## Begin Data extract
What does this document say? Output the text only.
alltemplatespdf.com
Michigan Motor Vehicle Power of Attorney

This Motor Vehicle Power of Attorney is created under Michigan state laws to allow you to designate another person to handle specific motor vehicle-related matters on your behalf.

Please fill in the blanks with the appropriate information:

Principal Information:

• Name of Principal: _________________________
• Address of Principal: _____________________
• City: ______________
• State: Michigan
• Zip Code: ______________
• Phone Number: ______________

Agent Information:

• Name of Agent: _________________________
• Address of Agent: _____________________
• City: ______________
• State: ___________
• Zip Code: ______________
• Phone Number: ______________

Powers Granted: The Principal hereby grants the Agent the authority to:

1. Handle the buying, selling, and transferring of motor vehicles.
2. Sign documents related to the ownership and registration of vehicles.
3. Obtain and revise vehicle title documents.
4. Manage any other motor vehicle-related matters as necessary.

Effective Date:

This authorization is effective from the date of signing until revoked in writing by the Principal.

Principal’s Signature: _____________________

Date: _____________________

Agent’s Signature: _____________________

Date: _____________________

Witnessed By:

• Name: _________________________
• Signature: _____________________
## End Data extract
Task objective: Exact copies of all the records are required.

Response to the task:
What does this document say? Output the text only.
alltemplatespdf.com
Michigan Motor Vehicle Power of Attorney

This Motor Vehicle Power of Attorney is created under Michigan state laws to allow you to designate another person to handle specific motor vehicle-related matters on your behalf.

Please fill in the blanks with the appropriate information:

Principal Information:

• Name of Principal: _________________________
• Address of Principal: _____________________
• City: ______________
• State: Michigan
• Zip Code: ______________
• Phone Number: ______________

Agent Information:

• Name of Agent: _________________________
• Address of Agent: _____________________
• City: ______________
• State: ___________
• Zip Code: ______________
• Phone Number: ______________

Powers Granted: The Principal hereby grants the Agent the authority to:

1. Handle the buying, selling, and transferring of motor vehicles.
2. Sign documents related to the ownership and registration of vehicles.
3. Obtain and revise vehicle title documents.
4. Manage any other motor vehicle-related matters as necessary.

Effective Date:

This authorization is effective from the date of signing until revoked in writing by the Principal.

Principal’s Signature: _____________________

Date: _____________________

Agent’s Signature: _____________________

Date: _____________________

Witnessed By:

• Name: _________________________
• Signature: _____________________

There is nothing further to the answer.